## BRIEF
Beginning with the line where "What data was" appears, repeat every remaining line of the entries exactly, the last line included.

## EXCERPTED DATA
____
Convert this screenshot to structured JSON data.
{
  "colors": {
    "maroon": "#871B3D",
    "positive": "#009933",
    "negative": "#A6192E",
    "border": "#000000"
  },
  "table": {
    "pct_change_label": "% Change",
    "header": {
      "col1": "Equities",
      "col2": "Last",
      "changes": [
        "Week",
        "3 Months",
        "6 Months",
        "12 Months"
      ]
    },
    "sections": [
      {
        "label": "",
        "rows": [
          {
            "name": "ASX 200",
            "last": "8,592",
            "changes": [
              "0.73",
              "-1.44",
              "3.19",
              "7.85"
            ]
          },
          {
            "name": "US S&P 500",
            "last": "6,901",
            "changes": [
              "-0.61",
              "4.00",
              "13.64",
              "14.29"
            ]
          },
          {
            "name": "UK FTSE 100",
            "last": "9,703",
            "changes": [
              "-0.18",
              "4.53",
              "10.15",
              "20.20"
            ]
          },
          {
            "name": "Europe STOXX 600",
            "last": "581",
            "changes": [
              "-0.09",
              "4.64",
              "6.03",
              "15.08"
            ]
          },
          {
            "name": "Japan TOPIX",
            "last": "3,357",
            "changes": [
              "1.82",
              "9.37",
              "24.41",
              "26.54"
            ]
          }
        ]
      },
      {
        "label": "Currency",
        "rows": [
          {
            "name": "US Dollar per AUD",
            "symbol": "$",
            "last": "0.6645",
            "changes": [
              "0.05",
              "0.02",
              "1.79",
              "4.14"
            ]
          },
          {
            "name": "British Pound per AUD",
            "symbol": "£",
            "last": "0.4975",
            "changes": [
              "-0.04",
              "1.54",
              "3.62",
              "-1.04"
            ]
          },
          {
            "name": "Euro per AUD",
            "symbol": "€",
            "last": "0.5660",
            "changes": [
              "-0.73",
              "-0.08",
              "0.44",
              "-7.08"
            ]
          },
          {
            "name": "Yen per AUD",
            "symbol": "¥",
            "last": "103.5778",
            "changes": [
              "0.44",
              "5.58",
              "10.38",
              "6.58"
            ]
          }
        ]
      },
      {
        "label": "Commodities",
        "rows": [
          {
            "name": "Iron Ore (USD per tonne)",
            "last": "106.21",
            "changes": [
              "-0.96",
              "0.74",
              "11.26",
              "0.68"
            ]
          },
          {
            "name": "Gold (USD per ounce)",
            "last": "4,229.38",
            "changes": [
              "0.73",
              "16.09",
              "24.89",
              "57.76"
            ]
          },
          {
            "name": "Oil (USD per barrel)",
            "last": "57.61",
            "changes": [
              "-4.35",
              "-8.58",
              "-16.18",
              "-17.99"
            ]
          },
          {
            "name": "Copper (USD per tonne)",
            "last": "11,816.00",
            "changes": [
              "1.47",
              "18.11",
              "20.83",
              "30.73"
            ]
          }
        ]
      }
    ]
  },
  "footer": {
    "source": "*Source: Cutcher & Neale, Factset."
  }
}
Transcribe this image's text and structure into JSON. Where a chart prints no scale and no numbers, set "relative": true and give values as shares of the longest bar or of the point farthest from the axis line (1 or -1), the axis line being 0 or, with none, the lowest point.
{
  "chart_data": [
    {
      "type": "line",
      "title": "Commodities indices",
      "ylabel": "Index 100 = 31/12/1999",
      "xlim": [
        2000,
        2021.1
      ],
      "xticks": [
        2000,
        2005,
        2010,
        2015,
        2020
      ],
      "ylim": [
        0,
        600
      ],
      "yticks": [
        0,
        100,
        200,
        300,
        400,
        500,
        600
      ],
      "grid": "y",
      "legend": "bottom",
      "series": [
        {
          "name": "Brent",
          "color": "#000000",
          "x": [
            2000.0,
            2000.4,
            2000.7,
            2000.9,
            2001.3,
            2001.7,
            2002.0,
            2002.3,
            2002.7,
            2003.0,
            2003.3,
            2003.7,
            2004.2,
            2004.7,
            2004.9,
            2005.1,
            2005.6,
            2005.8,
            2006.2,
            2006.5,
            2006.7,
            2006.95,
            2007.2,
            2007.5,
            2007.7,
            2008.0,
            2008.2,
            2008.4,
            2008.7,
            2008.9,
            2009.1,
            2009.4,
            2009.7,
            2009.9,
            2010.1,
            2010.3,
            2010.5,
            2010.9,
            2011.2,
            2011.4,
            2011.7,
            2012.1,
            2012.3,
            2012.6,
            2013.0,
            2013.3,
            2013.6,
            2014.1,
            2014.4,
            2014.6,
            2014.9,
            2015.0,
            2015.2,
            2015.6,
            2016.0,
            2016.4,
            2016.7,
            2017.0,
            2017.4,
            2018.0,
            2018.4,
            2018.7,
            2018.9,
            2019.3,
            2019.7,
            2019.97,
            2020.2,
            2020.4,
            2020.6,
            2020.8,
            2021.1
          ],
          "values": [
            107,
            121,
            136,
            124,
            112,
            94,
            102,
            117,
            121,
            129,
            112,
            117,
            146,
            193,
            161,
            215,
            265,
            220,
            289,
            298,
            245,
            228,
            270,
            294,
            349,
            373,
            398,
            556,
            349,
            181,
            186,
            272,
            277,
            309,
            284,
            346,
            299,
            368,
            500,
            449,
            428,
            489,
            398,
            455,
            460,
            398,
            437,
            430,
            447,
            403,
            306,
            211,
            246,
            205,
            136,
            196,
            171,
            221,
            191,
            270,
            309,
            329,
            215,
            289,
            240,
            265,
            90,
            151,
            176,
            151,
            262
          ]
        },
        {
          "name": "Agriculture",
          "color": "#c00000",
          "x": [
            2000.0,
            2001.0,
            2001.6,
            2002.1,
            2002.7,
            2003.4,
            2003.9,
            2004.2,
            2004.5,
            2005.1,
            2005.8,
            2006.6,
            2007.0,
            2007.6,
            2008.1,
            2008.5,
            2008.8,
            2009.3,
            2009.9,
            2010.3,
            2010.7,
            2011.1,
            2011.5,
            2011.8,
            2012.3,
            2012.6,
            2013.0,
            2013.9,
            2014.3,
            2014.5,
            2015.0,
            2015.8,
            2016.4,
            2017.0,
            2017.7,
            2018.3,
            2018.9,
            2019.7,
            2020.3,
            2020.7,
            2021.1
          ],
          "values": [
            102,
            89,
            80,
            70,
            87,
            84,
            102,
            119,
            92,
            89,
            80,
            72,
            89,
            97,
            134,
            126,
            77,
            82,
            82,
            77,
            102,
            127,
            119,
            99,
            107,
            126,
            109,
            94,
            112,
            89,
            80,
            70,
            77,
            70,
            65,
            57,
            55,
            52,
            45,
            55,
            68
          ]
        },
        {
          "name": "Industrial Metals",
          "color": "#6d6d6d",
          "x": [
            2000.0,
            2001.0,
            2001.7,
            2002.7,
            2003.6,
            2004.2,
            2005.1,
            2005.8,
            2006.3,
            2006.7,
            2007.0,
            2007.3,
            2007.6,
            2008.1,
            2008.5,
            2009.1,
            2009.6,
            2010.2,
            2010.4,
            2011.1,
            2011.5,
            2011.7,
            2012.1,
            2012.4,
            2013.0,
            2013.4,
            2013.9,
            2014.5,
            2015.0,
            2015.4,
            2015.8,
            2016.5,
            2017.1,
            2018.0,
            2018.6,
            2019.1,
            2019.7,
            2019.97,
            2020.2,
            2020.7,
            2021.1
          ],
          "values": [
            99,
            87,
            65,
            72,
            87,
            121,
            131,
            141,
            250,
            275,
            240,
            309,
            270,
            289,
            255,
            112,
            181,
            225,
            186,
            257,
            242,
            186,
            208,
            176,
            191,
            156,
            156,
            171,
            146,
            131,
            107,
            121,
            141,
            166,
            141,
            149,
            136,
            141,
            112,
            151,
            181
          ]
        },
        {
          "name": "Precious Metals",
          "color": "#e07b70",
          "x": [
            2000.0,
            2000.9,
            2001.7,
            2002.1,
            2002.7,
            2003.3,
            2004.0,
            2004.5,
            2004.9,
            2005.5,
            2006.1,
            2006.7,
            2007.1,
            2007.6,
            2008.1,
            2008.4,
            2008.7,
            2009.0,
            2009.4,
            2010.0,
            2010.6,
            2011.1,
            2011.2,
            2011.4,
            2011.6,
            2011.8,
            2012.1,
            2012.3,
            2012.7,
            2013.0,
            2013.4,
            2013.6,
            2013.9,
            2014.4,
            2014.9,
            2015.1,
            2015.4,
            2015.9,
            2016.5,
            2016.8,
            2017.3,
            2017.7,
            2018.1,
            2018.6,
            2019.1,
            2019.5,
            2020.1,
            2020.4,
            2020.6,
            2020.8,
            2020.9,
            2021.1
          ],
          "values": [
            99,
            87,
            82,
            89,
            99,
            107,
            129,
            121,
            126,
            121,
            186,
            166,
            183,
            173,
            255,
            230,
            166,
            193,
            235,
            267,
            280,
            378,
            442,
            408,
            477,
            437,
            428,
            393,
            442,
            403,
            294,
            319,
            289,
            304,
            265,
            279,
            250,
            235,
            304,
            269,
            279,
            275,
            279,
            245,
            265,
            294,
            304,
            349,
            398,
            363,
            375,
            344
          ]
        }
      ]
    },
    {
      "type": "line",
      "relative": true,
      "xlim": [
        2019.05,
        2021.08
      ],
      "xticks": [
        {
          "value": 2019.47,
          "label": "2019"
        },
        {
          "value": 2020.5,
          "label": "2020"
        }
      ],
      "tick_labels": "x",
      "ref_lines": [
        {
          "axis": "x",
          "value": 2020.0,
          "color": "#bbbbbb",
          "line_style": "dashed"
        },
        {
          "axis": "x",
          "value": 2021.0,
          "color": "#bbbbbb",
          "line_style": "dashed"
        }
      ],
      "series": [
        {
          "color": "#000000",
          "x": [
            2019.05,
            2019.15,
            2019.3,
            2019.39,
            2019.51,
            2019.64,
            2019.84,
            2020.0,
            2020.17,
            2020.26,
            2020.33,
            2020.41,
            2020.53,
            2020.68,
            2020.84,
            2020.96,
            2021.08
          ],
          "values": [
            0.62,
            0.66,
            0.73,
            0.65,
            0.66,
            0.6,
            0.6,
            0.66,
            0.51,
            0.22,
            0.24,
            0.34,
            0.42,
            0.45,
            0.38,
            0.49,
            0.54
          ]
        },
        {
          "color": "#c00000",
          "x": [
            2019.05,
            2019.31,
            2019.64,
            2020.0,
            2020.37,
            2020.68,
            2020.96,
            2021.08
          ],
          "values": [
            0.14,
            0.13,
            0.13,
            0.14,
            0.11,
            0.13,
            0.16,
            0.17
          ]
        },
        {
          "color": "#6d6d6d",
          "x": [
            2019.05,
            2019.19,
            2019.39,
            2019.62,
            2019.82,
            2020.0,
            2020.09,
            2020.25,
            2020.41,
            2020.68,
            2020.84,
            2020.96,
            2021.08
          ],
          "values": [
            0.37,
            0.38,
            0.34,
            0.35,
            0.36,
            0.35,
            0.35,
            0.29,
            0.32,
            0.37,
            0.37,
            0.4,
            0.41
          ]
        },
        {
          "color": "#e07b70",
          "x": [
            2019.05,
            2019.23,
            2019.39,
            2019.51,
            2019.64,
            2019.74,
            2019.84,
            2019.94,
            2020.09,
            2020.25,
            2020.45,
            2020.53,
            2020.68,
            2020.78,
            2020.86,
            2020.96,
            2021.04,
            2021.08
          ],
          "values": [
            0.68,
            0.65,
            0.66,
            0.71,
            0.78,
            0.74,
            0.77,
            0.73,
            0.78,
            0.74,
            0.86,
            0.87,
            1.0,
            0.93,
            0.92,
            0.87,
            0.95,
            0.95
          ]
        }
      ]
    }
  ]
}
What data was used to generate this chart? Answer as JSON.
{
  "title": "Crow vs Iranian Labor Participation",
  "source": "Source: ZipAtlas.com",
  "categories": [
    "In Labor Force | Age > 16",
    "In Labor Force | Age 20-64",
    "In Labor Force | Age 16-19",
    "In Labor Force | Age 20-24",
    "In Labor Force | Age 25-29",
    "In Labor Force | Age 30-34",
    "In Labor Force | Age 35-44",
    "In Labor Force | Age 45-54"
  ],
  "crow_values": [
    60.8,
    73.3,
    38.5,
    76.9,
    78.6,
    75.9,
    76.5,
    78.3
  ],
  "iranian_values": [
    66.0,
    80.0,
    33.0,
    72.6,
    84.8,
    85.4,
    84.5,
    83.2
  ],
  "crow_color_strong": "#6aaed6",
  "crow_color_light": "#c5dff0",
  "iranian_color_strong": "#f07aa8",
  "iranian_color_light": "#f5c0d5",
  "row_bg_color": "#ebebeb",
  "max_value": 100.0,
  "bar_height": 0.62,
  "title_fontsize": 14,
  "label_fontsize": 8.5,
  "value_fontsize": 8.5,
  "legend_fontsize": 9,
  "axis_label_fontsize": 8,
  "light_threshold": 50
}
____
## EXPECTED ANSWER
What data was used to generate this chart? Answer as JSON.
{
  "title": "Crow vs Iranian Labor Participation",
  "source": "Source: ZipAtlas.com",
  "categories": [
    "In Labor Force | Age > 16",
    "In Labor Force | Age 20-64",
    "In Labor Force | Age 16-19",
    "In Labor Force | Age 20-24",
    "In Labor Force | Age 25-29",
    "In Labor Force | Age 30-34",
    "In Labor Force | Age 35-44",
    "In Labor Force | Age 45-54"
  ],
  "crow_values": [
    60.8,
    73.3,
    38.5,
    76.9,
    78.6,
    75.9,
    76.5,
    78.3
  ],
  "iranian_values": [
    66.0,
    80.0,
    33.0,
    72.6,
    84.8,
    85.4,
    84.5,
    83.2
  ],
  "crow_color_strong": "#6aaed6",
  "crow_color_light": "#c5dff0",
  "iranian_color_strong": "#f07aa8",
  "iranian_color_light": "#f5c0d5",
  "row_bg_color": "#ebebeb",
  "max_value": 100.0,
  "bar_height": 0.62,
  "title_fontsize": 14,
  "label_fontsize": 8.5,
  "value_fontsize": 8.5,
  "legend_fontsize": 9,
  "axis_label_fontsize": 8,
  "light_threshold": 50
}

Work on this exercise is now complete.